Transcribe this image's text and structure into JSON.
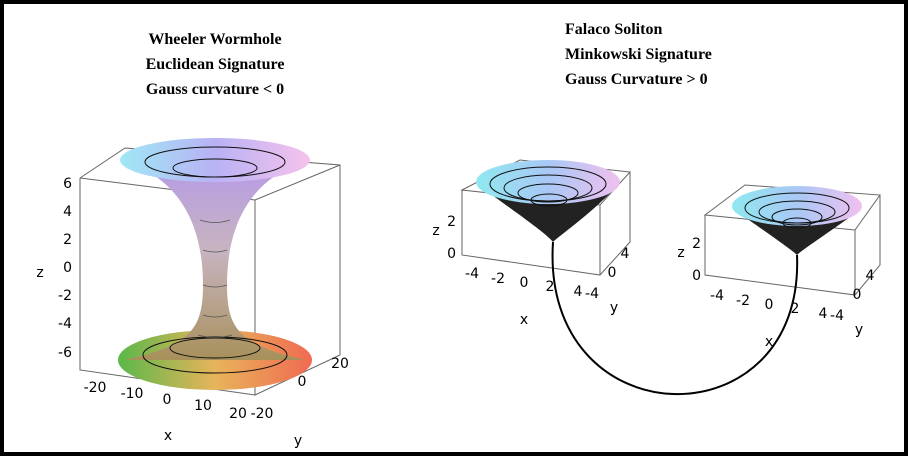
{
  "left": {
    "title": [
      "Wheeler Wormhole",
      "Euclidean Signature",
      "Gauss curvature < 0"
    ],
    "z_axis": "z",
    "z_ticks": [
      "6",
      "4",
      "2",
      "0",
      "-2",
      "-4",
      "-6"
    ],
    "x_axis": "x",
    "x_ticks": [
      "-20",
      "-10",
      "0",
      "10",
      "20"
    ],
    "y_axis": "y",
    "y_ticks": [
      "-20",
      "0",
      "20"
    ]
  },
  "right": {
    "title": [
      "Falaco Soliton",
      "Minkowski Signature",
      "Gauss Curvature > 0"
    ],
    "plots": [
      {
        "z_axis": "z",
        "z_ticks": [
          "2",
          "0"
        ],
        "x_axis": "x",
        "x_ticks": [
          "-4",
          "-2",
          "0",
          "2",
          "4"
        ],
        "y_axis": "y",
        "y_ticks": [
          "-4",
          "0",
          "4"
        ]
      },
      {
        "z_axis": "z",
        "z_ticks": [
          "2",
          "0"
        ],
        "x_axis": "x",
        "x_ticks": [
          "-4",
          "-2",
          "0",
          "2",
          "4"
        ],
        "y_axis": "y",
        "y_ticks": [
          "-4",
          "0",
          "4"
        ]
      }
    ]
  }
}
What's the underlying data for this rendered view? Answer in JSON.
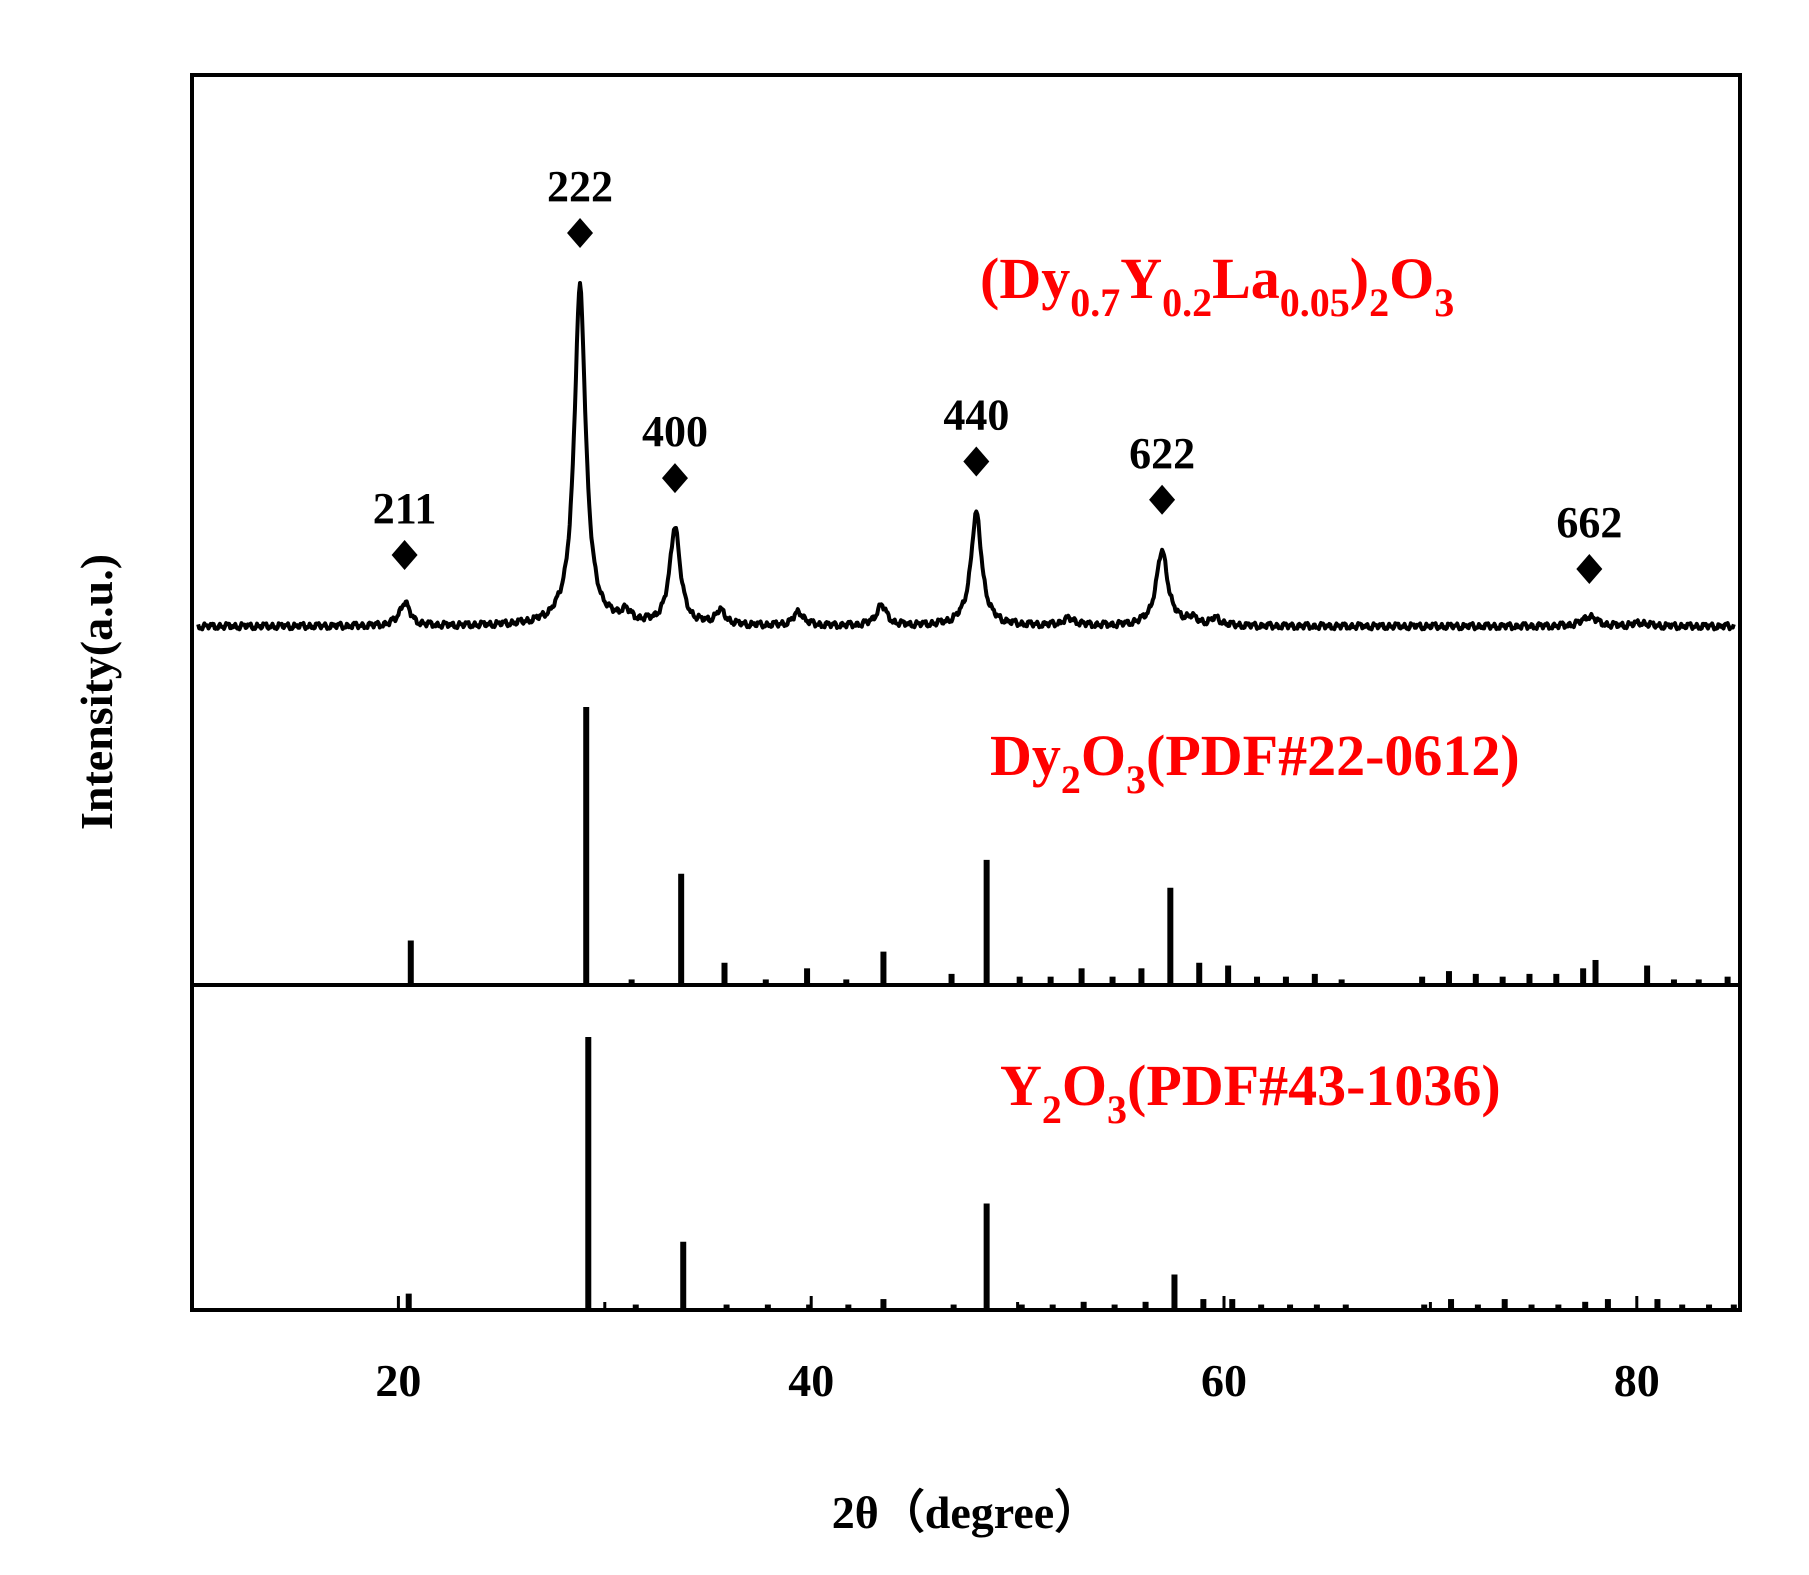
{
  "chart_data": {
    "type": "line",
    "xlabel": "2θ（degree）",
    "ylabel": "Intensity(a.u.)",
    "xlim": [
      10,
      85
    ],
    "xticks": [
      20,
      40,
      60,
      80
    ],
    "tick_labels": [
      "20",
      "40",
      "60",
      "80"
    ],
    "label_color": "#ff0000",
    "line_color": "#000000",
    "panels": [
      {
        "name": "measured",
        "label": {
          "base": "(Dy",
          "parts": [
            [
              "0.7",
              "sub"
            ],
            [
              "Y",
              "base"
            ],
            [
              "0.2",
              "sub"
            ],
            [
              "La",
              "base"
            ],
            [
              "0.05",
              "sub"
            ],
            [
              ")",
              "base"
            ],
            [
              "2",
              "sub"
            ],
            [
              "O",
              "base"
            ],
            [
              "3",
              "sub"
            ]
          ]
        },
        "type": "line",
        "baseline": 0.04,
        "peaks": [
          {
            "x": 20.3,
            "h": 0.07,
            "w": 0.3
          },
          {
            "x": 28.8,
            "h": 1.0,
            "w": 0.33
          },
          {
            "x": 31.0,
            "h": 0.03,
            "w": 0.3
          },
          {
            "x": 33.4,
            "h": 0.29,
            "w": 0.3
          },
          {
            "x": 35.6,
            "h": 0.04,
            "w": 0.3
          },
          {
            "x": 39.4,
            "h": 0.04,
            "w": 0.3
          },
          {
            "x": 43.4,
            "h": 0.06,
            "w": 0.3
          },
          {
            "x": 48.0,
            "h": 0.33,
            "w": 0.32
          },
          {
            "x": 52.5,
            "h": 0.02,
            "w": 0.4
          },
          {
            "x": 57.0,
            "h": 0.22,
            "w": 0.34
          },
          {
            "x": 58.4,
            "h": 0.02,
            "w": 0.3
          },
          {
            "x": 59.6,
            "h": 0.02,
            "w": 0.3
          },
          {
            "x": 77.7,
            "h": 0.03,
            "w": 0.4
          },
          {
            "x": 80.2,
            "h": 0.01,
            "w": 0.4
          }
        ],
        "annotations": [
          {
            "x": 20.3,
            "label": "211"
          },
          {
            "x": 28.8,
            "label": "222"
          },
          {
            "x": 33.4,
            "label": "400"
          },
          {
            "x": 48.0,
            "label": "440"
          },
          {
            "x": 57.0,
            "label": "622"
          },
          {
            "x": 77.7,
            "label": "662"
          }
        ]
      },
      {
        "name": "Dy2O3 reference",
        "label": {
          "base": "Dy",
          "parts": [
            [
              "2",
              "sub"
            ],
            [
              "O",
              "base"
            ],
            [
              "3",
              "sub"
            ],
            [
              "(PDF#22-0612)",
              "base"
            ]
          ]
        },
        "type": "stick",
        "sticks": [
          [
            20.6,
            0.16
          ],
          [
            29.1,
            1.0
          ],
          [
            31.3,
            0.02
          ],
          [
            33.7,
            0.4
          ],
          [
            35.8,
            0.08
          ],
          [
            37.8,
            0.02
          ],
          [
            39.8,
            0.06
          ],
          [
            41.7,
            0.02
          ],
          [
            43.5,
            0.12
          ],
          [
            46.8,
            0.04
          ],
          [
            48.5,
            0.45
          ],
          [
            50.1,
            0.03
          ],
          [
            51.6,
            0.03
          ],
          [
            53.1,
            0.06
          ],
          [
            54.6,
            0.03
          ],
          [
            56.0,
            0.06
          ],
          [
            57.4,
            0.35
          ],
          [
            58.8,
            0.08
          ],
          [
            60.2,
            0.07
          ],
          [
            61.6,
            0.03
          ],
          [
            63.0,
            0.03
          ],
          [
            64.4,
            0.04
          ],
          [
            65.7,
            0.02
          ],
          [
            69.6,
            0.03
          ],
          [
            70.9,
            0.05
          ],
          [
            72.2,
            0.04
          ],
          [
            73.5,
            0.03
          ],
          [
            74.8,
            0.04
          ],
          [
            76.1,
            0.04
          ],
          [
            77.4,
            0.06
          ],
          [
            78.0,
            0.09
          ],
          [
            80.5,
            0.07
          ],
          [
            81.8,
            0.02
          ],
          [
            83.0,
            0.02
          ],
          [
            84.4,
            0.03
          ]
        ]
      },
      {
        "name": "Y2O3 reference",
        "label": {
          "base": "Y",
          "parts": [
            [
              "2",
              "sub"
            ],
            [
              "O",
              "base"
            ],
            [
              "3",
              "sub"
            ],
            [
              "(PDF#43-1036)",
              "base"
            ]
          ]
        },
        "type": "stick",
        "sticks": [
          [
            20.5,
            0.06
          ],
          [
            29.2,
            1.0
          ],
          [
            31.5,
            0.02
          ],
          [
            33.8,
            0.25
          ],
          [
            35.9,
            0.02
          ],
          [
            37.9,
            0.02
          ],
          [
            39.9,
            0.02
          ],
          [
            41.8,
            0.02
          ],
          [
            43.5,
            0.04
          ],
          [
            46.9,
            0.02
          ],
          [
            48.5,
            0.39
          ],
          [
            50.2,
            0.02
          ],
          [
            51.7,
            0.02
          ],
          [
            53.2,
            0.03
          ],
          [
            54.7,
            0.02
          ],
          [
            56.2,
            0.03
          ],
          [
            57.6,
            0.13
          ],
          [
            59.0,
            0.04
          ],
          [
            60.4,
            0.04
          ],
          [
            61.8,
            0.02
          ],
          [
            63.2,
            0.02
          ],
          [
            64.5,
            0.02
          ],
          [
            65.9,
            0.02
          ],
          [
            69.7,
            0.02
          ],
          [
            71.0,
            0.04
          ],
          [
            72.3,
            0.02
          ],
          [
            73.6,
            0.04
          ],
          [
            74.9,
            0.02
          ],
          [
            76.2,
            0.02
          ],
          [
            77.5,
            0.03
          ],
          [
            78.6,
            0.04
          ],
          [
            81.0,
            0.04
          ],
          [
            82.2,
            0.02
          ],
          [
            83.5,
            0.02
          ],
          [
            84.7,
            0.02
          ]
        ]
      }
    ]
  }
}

--

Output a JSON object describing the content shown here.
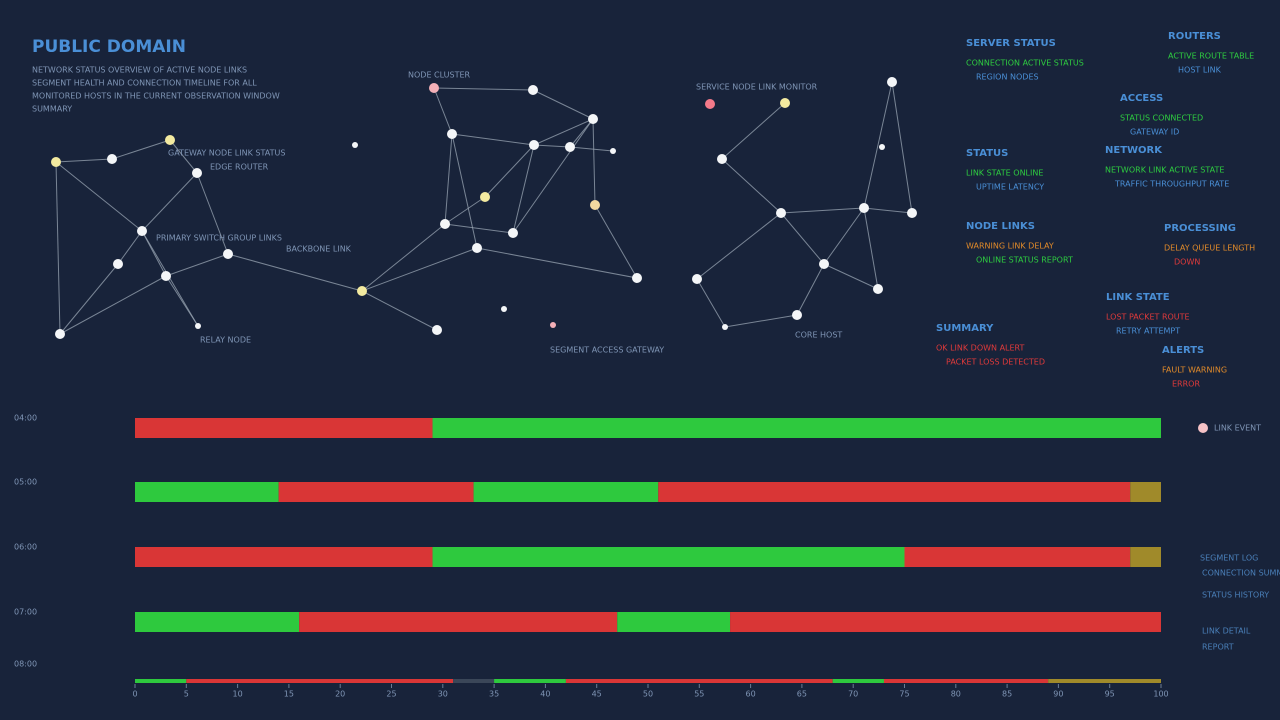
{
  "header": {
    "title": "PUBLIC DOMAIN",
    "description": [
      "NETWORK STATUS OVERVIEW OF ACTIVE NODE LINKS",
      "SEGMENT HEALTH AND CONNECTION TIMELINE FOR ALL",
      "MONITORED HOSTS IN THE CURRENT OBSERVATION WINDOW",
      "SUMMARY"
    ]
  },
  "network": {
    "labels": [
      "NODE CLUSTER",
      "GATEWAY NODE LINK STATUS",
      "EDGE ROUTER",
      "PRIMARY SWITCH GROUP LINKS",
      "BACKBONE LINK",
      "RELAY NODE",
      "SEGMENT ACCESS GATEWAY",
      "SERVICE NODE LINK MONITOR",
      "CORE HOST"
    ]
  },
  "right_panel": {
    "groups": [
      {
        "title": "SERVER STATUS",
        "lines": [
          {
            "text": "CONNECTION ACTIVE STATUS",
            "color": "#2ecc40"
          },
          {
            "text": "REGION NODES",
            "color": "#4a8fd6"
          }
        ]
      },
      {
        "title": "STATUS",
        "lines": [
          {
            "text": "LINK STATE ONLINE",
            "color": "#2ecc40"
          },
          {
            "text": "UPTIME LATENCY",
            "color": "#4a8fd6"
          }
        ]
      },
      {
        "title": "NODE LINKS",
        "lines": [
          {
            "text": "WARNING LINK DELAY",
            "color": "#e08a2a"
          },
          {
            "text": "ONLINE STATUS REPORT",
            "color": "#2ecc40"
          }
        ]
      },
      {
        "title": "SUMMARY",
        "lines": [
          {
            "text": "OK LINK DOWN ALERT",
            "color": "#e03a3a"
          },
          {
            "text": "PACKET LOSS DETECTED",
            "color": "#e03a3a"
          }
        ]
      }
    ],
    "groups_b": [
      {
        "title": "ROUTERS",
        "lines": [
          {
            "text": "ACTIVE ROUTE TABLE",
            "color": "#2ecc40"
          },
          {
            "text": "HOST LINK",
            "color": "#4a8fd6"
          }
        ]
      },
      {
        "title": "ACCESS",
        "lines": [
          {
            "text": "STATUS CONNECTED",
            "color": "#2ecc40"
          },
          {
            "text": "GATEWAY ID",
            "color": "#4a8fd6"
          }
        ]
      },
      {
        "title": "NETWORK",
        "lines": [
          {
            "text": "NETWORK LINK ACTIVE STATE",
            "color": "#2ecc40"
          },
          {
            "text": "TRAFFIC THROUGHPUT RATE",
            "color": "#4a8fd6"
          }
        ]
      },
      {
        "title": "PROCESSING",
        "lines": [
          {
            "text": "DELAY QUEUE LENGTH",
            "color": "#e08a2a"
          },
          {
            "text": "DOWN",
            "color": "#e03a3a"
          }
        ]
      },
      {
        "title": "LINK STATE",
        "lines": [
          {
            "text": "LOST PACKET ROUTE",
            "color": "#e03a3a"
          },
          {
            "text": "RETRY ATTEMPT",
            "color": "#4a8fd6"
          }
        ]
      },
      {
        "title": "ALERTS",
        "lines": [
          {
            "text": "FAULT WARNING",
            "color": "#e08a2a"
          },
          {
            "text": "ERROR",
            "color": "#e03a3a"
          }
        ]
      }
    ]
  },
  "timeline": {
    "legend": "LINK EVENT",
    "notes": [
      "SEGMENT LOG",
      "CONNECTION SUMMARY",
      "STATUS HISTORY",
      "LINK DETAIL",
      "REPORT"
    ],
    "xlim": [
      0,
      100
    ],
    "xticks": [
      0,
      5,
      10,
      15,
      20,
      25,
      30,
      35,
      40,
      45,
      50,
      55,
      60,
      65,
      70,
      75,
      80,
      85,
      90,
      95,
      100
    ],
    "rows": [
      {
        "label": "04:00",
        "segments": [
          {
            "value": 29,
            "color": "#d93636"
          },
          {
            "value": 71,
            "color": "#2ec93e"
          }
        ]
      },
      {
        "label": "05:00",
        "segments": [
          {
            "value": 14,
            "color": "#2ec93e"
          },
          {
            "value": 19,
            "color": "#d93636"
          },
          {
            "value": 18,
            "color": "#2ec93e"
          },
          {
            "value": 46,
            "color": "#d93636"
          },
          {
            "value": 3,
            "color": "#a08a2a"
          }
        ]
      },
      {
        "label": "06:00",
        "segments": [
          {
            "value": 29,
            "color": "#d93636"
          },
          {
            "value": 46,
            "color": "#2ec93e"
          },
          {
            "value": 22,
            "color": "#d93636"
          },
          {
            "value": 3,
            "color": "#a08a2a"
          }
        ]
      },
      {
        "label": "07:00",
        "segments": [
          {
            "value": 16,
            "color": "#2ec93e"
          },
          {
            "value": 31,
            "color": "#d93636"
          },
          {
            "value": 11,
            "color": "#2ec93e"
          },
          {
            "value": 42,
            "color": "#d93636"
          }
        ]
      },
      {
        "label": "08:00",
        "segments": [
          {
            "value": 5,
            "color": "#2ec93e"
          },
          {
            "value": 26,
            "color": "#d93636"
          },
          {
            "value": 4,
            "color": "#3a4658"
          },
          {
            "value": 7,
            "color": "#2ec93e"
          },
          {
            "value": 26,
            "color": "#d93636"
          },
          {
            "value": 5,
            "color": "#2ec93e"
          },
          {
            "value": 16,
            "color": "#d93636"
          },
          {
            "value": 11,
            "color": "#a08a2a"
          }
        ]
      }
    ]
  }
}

— Your goal —
Pull out the lines above in which the word "ONLINE" appears.

— Completed task —
            "text": "LINK STATE ONLINE",
            "text": "ONLINE STATUS REPORT",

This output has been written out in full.